**Your task**
Exclude the pictures and retype the entries as written.
#####
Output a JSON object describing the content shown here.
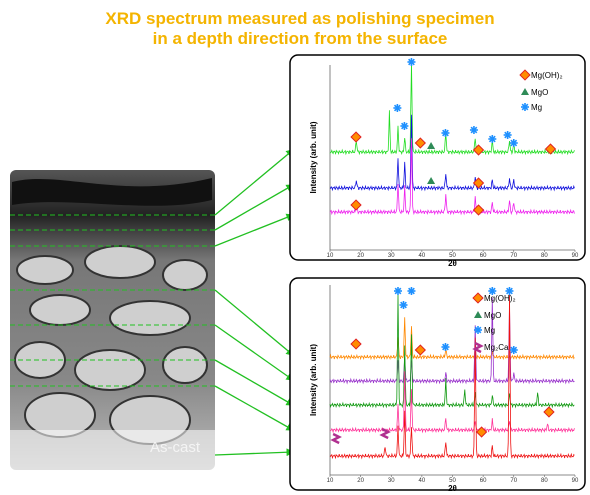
{
  "title": [
    "XRD spectrum measured as polishing specimen",
    "in a depth direction from the surface"
  ],
  "micrograph_label": "As-cast",
  "panels": [
    {
      "y_label": "Intensity (arb. unit)",
      "x_label": "2θ",
      "x_ticks": [
        "10",
        "20",
        "30",
        "40",
        "50",
        "60",
        "70",
        "80",
        "90"
      ],
      "legend": [
        "Mg(OH)₂",
        "MgO",
        "Mg"
      ]
    },
    {
      "y_label": "Intensity (arb. unit)",
      "x_label": "2θ",
      "x_ticks": [
        "10",
        "20",
        "30",
        "40",
        "50",
        "60",
        "70",
        "80",
        "90"
      ],
      "legend": [
        "Mg(OH)₂",
        "MgO",
        "Mg",
        "Mg₂Ca"
      ]
    }
  ]
}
#####
**Result of the exercise**
Output a JSON object describing the content shown here.
{
  "title": [
    "XRD spectrum measured as polishing specimen",
    "in a depth direction from the surface"
  ],
  "micrograph_label": "As-cast",
  "panels": [
    {
      "y_label": "Intensity (arb. unit)",
      "x_label": "2θ",
      "x_ticks": [
        "10",
        "20",
        "30",
        "40",
        "50",
        "60",
        "70",
        "80",
        "90"
      ],
      "legend": [
        "Mg(OH)₂",
        "MgO",
        "Mg"
      ]
    },
    {
      "y_label": "Intensity (arb. unit)",
      "x_label": "2θ",
      "x_ticks": [
        "10",
        "20",
        "30",
        "40",
        "50",
        "60",
        "70",
        "80",
        "90"
      ],
      "legend": [
        "Mg(OH)₂",
        "MgO",
        "Mg",
        "Mg₂Ca"
      ]
    }
  ]
}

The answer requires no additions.